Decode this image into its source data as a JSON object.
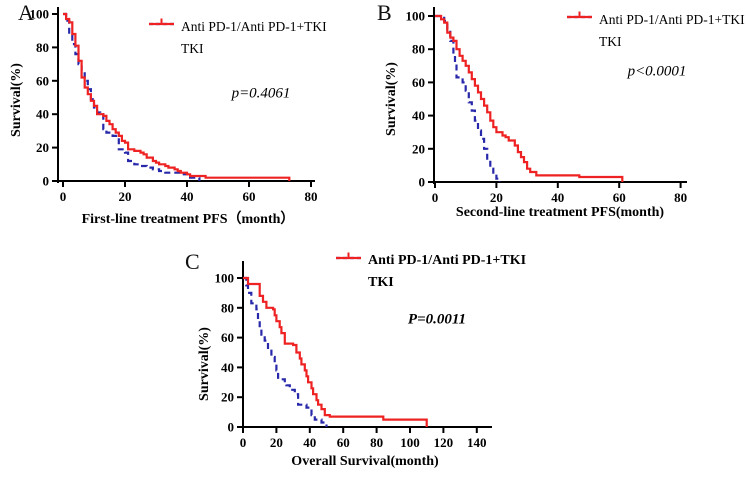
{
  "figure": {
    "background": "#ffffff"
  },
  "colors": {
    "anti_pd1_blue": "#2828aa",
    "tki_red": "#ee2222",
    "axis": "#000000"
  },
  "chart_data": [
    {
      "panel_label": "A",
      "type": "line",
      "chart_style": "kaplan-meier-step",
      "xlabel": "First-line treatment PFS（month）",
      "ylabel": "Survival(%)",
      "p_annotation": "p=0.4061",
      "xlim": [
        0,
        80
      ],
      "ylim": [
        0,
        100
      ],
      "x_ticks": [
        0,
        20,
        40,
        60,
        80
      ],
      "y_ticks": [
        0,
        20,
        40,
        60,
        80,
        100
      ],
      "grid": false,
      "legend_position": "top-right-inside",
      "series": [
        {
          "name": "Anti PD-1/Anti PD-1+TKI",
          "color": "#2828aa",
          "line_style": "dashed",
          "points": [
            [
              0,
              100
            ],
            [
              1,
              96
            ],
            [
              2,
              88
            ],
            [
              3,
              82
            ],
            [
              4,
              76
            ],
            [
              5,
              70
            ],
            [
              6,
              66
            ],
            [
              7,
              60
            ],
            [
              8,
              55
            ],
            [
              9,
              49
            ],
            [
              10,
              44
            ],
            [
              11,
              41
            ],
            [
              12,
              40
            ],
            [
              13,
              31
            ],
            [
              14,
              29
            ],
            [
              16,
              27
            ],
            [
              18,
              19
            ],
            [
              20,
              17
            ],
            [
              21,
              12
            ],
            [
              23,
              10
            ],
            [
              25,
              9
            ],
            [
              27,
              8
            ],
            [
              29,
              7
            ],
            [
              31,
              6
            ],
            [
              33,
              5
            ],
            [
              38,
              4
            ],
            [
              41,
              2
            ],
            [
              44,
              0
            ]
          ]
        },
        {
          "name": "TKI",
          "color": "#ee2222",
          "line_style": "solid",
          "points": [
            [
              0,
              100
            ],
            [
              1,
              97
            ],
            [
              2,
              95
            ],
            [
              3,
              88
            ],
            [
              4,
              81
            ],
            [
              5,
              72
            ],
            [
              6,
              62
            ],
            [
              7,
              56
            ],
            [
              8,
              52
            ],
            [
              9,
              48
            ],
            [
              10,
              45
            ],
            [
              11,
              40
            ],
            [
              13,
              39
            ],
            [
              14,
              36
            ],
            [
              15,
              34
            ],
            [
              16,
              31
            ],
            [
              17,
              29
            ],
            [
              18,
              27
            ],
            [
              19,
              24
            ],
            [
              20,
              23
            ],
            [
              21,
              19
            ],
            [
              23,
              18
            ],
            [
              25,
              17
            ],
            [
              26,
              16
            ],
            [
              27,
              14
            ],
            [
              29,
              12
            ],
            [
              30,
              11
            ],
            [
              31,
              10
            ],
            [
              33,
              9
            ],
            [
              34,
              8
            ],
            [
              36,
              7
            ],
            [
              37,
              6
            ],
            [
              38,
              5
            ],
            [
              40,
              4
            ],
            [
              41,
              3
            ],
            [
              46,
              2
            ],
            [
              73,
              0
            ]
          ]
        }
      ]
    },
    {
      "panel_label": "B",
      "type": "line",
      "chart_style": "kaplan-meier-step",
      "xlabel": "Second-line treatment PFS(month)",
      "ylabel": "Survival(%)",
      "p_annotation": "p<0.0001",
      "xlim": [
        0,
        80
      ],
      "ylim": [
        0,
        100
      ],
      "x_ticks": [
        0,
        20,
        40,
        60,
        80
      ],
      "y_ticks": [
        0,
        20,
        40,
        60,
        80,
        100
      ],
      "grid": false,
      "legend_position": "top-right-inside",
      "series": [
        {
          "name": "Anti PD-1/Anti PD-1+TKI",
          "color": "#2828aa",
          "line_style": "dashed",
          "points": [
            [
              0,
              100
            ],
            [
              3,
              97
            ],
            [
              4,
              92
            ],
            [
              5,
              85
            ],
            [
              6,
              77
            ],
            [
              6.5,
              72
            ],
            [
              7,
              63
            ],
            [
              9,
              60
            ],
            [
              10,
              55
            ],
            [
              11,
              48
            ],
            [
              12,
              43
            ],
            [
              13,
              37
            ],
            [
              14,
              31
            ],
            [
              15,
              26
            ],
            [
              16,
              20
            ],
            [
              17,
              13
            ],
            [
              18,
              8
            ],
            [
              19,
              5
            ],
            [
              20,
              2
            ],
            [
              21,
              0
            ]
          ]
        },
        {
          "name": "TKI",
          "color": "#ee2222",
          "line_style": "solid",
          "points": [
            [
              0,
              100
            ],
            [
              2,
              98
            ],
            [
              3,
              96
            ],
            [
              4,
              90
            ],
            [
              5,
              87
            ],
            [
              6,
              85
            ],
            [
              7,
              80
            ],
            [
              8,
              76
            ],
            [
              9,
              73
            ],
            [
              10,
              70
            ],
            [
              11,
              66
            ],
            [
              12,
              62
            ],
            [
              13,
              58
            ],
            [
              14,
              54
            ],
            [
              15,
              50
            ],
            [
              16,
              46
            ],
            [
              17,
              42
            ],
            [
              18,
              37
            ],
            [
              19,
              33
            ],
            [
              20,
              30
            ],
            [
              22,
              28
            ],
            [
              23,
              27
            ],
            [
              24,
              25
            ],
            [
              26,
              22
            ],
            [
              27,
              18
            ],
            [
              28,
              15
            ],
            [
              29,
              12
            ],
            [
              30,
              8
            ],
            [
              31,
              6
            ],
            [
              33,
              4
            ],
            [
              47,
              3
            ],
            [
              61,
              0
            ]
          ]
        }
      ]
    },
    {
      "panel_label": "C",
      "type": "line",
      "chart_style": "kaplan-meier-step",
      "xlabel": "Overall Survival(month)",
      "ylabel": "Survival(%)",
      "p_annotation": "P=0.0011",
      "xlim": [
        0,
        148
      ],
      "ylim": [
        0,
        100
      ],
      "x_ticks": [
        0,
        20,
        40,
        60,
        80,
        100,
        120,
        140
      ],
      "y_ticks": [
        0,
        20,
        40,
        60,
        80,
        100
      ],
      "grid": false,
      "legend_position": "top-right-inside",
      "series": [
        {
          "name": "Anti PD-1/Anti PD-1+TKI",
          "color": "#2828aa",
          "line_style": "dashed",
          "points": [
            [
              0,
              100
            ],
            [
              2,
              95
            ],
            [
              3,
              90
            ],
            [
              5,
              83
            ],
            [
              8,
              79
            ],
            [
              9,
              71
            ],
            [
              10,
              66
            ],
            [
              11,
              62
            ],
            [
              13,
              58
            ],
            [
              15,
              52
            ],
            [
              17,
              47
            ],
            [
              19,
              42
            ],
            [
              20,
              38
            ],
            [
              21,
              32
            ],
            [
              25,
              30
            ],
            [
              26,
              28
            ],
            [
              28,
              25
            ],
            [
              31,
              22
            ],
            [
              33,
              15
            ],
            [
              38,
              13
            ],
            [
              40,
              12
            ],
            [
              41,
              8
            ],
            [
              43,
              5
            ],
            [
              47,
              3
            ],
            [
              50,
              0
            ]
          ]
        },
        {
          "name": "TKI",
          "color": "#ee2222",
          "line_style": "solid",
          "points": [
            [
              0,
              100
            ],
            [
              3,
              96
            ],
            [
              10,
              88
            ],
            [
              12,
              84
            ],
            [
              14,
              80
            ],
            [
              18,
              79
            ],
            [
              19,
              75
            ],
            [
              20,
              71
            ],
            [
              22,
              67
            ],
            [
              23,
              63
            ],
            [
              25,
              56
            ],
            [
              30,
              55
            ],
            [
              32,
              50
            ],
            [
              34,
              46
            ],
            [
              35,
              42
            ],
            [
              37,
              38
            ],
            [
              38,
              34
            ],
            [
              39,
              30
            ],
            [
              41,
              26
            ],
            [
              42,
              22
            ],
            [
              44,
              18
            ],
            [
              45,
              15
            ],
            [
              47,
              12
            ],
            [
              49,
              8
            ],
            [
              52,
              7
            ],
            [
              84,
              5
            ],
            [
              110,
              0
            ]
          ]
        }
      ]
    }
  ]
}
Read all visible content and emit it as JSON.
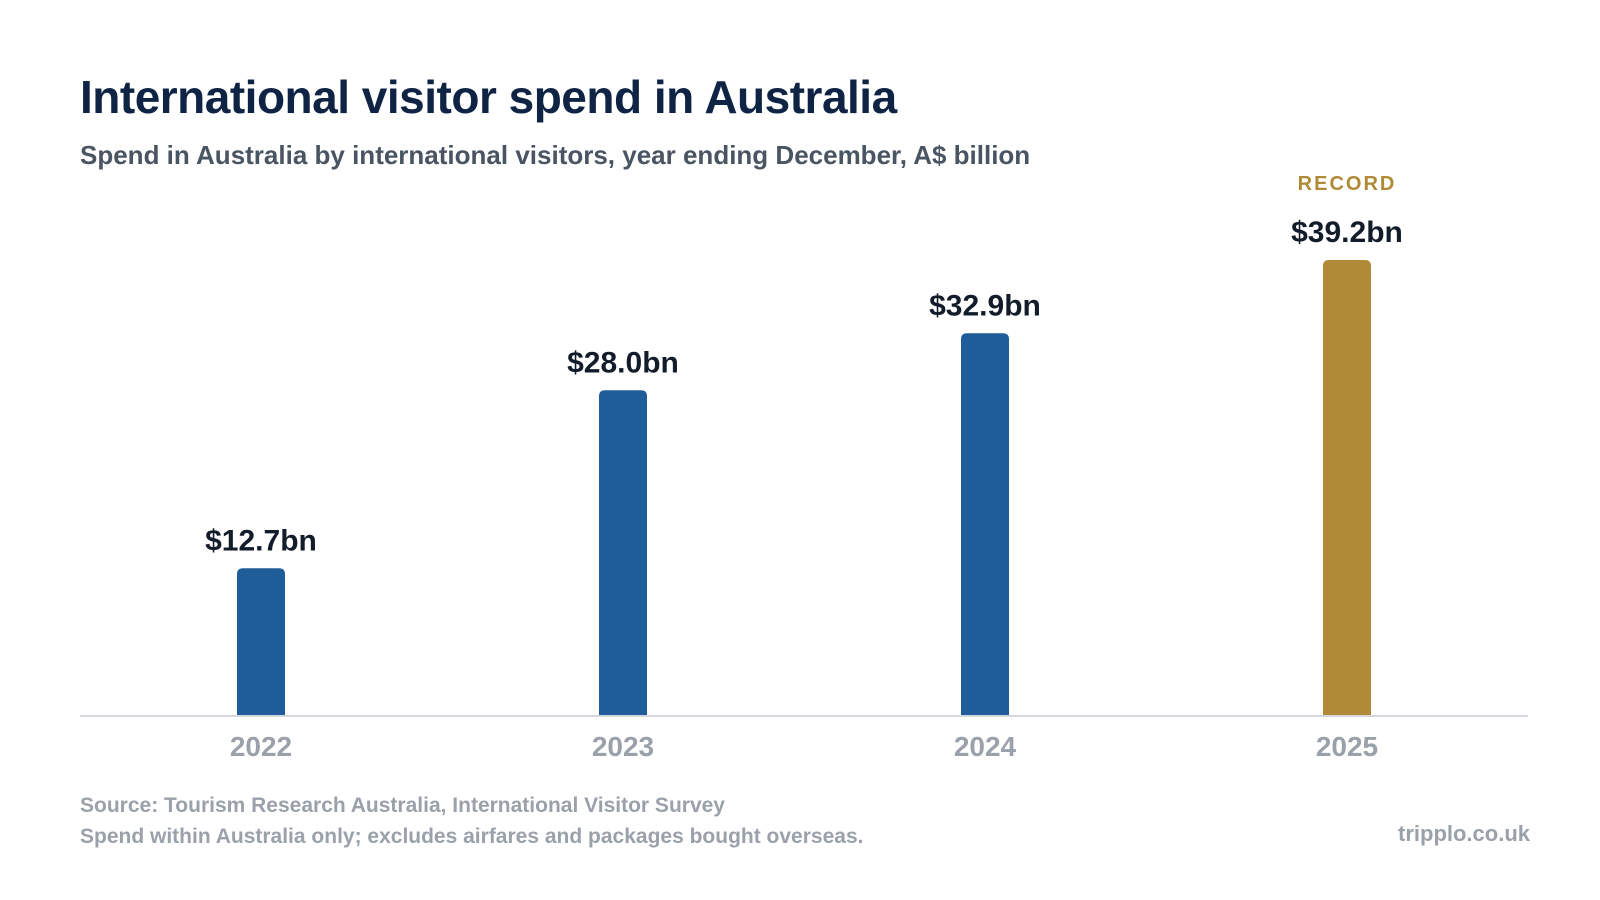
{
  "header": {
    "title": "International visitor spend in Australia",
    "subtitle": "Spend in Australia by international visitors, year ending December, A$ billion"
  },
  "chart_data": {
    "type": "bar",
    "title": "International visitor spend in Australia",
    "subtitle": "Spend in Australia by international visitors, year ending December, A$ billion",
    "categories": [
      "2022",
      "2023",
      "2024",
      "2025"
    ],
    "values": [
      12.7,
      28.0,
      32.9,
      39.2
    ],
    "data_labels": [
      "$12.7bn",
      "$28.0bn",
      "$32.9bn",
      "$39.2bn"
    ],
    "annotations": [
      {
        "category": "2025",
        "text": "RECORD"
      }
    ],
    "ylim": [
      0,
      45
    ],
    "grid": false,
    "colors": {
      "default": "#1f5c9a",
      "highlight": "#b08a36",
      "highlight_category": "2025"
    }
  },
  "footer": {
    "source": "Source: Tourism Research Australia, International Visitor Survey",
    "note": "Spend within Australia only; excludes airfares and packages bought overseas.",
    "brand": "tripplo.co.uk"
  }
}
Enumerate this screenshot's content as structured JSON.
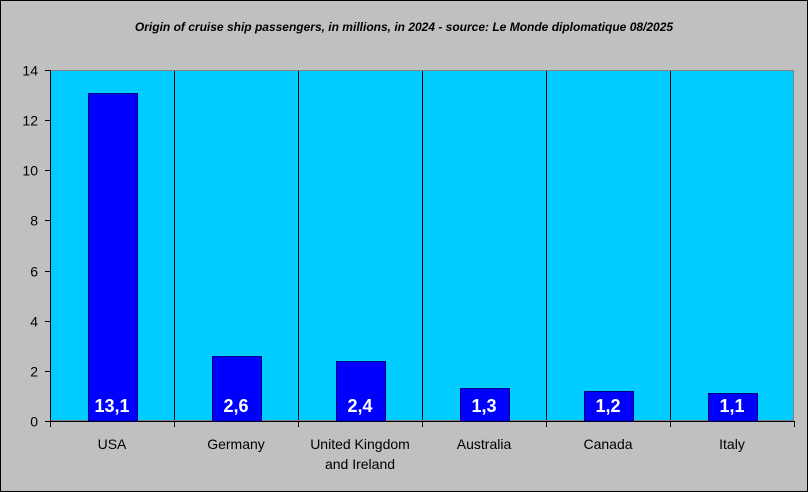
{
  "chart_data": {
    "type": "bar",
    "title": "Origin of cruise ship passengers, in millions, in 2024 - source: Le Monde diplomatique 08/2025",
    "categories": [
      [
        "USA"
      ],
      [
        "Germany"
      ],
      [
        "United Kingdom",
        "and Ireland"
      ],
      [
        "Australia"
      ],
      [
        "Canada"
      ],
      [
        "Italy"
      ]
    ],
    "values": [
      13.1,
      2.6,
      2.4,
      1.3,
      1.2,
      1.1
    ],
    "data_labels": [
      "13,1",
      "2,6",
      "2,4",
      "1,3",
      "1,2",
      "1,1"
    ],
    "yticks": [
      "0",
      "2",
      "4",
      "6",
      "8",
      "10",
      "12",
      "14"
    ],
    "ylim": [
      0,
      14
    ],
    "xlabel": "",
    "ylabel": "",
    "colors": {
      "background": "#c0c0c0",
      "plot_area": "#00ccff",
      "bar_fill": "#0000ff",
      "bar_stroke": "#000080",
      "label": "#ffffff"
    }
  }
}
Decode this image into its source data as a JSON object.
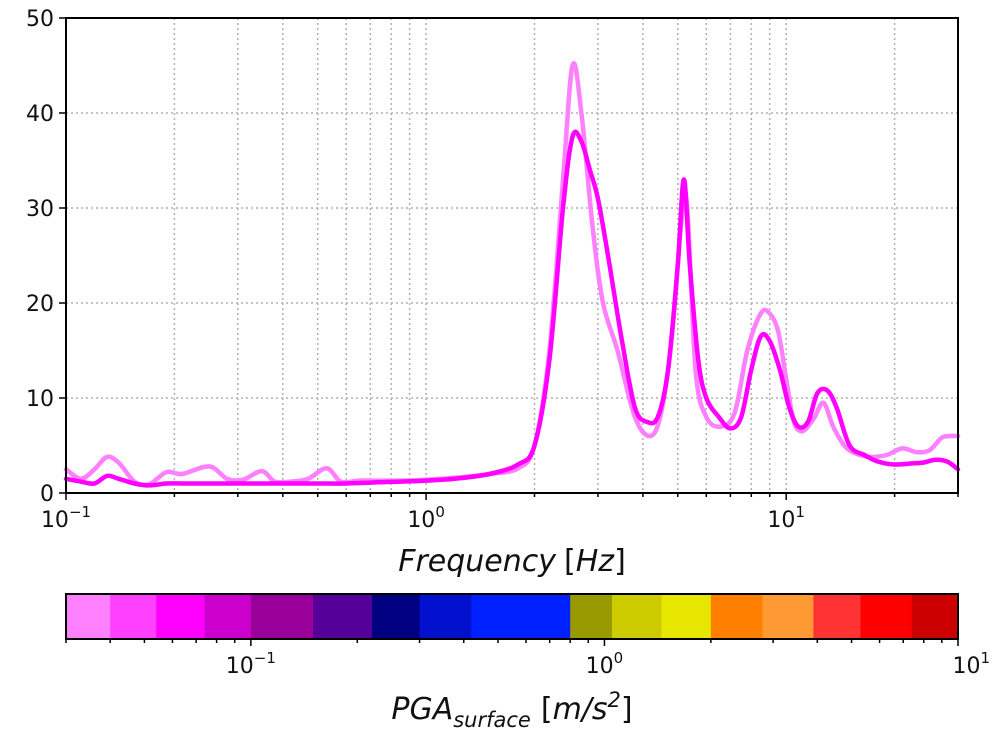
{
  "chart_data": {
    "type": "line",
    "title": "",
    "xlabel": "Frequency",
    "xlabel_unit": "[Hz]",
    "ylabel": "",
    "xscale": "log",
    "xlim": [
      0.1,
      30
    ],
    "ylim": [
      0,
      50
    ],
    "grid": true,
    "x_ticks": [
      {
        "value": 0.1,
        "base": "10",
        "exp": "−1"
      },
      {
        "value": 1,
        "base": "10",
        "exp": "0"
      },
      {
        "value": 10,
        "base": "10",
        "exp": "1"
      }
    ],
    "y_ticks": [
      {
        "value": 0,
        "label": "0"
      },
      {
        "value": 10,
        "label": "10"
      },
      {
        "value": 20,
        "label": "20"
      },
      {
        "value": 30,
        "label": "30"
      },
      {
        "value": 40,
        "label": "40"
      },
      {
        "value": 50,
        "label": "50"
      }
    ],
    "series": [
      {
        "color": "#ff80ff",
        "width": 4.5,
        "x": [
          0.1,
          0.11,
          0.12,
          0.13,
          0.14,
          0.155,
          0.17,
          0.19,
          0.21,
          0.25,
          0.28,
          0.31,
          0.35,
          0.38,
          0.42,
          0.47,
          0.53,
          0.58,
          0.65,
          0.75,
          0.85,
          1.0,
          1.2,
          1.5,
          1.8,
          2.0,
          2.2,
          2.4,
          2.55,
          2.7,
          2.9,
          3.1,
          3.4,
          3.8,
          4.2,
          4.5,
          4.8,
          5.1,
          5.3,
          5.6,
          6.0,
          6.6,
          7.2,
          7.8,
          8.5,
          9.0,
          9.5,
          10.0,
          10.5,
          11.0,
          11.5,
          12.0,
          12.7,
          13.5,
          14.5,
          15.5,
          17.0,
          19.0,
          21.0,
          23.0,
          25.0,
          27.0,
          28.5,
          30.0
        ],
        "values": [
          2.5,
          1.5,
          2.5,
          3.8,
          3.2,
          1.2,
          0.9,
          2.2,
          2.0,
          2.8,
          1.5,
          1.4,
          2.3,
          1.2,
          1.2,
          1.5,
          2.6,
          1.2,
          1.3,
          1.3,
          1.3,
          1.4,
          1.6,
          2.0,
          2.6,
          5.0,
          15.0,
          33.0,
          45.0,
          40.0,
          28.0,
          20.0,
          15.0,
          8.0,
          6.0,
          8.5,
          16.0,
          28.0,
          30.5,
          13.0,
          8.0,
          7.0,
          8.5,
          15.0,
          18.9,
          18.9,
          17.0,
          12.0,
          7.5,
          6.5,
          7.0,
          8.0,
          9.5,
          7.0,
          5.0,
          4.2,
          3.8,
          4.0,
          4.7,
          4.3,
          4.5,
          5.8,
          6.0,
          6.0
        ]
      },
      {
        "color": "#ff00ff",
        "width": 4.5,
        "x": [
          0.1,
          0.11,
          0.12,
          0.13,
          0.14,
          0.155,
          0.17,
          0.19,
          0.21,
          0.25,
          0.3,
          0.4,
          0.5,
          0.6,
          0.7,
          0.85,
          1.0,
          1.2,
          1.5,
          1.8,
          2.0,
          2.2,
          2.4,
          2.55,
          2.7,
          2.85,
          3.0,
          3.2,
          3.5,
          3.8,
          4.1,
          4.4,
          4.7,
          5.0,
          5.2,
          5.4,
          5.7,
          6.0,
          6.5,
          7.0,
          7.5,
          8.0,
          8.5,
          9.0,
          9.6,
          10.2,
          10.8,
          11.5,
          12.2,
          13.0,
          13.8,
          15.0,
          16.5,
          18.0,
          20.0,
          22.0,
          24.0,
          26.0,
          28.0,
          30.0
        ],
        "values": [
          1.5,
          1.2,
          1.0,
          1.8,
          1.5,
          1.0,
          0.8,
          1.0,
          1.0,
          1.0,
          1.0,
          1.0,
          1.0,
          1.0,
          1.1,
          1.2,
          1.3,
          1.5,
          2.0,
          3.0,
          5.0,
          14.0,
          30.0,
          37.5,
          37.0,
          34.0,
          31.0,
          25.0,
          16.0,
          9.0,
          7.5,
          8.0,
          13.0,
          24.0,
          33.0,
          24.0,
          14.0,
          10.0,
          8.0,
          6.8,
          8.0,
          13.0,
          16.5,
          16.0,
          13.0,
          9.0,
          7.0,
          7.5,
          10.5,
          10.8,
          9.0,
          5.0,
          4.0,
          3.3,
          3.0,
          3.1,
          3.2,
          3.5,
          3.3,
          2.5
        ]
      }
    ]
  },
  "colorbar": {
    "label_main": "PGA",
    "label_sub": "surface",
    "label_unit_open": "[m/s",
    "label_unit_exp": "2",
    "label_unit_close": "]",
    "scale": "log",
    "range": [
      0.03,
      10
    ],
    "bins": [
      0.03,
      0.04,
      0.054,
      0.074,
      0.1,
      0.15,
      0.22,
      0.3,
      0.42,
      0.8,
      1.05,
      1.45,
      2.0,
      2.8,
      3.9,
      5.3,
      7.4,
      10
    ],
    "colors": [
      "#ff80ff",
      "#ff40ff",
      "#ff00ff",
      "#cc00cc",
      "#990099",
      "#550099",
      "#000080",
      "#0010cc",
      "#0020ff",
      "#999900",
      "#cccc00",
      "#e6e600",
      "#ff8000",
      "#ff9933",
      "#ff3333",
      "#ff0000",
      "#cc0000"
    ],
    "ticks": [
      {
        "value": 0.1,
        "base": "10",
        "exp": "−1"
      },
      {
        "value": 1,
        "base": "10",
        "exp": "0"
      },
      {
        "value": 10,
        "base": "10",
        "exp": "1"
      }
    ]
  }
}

To do: Copy out every line of the material above that mentions the word "month".

Task answer:
      "xlabel": "First-line treatment PFS（month）",
      "xlabel": "Second-line treatment PFS(month)",
      "xlabel": "Overall Survival(month)",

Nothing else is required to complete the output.